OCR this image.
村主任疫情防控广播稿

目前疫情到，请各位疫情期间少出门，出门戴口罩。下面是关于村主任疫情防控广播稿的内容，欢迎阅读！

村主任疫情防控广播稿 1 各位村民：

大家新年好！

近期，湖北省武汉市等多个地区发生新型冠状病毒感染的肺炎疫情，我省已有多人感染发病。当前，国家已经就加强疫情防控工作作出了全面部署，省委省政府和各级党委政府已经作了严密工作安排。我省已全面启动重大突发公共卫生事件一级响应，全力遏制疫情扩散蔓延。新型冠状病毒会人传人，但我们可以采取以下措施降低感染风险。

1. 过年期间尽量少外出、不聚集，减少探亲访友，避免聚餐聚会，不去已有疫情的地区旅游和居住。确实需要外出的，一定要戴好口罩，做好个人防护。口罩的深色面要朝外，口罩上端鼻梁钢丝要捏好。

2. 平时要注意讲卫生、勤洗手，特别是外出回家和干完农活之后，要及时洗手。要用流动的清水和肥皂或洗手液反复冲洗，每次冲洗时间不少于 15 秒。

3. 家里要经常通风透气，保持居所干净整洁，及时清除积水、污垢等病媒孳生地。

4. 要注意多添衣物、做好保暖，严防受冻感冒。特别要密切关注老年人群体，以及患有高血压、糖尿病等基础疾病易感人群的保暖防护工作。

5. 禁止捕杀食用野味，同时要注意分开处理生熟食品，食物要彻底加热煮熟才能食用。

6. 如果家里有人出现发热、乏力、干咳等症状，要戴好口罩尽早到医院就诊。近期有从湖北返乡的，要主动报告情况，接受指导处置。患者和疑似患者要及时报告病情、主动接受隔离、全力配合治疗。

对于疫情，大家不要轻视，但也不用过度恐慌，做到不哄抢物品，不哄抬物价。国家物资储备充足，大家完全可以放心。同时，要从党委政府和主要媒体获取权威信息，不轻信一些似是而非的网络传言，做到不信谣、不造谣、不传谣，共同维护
◆ ◆ ◆
Copy each record from above without leaving any out.

Solution to the problem:
OCR this image.
村主任疫情防控广播稿

目前疫情到，请各位疫情期间少出门，出门戴口罩。下面是关于村主任疫情防控广播稿的内容，欢迎阅读！

村主任疫情防控广播稿 1 各位村民：

大家新年好！

近期，湖北省武汉市等多个地区发生新型冠状病毒感染的肺炎疫情，我省已有多人感染发病。当前，国家已经就加强疫情防控工作作出了全面部署，省委省政府和各级党委政府已经作了严密工作安排。我省已全面启动重大突发公共卫生事件一级响应，全力遏制疫情扩散蔓延。新型冠状病毒会人传人，但我们可以采取以下措施降低感染风险。

1. 过年期间尽量少外出、不聚集，减少探亲访友，避免聚餐聚会，不去已有疫情的地区旅游和居住。确实需要外出的，一定要戴好口罩，做好个人防护。口罩的深色面要朝外，口罩上端鼻梁钢丝要捏好。

2. 平时要注意讲卫生、勤洗手，特别是外出回家和干完农活之后，要及时洗手。要用流动的清水和肥皂或洗手液反复冲洗，每次冲洗时间不少于 15 秒。

3. 家里要经常通风透气，保持居所干净整洁，及时清除积水、污垢等病媒孳生地。

4. 要注意多添衣物、做好保暖，严防受冻感冒。特别要密切关注老年人群体，以及患有高血压、糖尿病等基础疾病易感人群的保暖防护工作。

5. 禁止捕杀食用野味，同时要注意分开处理生熟食品，食物要彻底加热煮熟才能食用。

6. 如果家里有人出现发热、乏力、干咳等症状，要戴好口罩尽早到医院就诊。近期有从湖北返乡的，要主动报告情况，接受指导处置。患者和疑似患者要及时报告病情、主动接受隔离、全力配合治疗。

对于疫情，大家不要轻视，但也不用过度恐慌，做到不哄抢物品，不哄抬物价。国家物资储备充足，大家完全可以放心。同时，要从党委政府和主要媒体获取权威信息，不轻信一些似是而非的网络传言，做到不信谣、不造谣、不传谣，共同维护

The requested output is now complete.